Records from a dataset
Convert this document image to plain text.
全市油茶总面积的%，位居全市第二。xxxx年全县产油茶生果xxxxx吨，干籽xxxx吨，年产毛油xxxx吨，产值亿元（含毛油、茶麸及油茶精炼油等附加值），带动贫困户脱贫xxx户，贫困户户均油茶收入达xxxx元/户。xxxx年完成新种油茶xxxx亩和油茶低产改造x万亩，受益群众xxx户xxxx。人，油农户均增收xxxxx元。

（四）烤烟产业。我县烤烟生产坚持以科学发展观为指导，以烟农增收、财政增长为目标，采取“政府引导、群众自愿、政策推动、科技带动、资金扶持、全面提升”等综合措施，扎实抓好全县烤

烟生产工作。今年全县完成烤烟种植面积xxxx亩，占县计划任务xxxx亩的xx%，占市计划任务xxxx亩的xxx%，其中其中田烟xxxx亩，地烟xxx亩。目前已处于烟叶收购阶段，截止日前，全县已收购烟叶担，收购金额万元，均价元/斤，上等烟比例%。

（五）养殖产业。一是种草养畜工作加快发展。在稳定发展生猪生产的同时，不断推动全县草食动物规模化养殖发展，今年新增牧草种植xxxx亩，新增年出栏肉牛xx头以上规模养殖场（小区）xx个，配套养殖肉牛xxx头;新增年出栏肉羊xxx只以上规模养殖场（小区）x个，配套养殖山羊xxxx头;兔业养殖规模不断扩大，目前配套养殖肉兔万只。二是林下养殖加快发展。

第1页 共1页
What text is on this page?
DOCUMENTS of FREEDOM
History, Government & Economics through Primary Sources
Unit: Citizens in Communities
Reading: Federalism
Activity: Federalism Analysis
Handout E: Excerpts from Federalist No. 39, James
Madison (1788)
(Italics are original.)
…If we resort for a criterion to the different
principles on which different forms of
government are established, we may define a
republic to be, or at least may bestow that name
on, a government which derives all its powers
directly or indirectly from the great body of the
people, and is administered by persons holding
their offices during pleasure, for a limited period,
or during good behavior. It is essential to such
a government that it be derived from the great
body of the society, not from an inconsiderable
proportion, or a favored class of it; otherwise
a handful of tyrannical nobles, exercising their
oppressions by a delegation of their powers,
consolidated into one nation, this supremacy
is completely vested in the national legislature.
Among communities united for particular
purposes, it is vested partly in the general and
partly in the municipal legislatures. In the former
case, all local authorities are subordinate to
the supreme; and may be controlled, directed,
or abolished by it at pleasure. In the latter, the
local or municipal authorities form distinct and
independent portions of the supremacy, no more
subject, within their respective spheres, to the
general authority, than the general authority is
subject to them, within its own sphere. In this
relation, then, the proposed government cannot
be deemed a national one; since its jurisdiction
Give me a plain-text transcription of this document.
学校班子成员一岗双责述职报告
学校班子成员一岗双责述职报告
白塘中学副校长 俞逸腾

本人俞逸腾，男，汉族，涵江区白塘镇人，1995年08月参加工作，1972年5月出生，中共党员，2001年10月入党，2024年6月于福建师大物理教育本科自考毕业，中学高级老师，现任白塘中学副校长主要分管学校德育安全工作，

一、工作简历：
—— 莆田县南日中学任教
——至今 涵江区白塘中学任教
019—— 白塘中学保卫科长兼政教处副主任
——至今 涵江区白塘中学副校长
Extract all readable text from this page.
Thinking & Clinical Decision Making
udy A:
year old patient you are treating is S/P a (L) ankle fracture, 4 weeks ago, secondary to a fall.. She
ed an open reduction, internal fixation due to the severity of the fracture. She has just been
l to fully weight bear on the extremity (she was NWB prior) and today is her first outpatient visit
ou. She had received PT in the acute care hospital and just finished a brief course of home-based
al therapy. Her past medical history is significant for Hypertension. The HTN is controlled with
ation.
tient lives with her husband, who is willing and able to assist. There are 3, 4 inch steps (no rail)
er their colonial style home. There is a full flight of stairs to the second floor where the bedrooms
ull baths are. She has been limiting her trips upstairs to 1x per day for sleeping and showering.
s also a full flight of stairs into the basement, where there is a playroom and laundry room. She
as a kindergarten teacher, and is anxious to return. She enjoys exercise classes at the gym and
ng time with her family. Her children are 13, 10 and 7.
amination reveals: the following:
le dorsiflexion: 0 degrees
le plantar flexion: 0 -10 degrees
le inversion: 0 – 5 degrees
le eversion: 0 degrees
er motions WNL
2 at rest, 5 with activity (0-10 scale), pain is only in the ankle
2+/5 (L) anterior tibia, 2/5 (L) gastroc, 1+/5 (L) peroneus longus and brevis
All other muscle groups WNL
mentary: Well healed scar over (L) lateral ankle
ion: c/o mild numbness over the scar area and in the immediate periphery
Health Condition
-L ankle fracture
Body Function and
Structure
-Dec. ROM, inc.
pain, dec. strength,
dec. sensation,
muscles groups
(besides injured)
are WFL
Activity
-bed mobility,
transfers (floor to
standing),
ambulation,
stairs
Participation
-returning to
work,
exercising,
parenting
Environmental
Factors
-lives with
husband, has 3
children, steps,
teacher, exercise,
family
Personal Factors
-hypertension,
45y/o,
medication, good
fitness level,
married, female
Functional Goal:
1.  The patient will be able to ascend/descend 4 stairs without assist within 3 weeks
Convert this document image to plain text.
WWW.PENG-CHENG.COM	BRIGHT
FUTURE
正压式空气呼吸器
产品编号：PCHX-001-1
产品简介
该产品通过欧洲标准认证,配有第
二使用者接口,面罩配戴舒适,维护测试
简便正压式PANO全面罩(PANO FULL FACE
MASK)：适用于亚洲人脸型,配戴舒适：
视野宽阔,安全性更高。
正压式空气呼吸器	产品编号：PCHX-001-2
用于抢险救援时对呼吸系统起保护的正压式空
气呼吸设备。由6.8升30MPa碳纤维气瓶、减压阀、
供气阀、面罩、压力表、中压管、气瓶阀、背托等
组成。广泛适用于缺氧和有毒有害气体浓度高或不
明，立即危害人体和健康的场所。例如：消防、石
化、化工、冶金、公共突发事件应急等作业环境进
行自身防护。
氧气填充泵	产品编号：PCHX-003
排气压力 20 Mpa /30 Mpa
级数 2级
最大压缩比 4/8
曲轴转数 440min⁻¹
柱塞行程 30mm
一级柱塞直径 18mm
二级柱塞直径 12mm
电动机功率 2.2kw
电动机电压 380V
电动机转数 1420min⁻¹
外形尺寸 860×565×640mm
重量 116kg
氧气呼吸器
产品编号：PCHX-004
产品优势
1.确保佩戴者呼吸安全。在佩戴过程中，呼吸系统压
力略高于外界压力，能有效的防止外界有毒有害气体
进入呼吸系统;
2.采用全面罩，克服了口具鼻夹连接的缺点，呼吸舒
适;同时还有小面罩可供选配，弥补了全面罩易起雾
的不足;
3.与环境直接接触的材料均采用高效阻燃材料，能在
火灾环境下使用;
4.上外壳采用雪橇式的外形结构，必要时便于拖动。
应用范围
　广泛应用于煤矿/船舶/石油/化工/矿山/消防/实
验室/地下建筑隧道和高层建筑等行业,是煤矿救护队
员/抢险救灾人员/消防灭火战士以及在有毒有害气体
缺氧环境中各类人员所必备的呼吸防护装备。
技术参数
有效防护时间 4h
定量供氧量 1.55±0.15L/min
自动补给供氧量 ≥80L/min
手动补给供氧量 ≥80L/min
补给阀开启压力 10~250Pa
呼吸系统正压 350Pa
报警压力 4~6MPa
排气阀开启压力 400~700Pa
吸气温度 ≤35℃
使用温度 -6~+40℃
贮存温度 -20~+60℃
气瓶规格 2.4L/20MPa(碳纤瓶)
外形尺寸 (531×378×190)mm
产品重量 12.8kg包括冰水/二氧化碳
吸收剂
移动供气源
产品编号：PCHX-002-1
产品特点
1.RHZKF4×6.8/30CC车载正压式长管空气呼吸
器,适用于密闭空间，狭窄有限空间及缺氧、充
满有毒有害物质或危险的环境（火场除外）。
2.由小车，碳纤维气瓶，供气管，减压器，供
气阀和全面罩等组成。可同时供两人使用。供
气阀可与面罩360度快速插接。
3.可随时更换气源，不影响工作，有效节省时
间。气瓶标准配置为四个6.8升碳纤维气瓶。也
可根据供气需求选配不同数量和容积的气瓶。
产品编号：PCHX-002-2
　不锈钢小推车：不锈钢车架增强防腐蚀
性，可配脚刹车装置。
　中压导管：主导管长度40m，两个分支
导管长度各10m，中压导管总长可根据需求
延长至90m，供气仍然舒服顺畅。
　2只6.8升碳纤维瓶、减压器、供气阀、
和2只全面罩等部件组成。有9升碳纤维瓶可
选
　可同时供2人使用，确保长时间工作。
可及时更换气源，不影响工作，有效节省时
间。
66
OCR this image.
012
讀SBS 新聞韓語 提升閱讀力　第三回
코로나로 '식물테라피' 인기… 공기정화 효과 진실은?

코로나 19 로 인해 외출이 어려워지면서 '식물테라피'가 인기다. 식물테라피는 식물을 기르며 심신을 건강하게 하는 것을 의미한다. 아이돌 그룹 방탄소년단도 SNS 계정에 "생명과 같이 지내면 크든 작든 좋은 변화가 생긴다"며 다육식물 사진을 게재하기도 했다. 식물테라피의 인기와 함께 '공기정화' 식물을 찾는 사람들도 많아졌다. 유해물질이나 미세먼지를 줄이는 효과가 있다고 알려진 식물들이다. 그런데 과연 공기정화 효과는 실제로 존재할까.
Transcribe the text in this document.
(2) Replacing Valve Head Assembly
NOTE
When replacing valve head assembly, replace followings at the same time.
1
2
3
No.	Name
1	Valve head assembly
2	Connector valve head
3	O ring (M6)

### AIM:
Show each line of the listing that holds the string "family".

### EXERCISE RESULT:
ng time with her family. Her children are 13, 10 and 7.
family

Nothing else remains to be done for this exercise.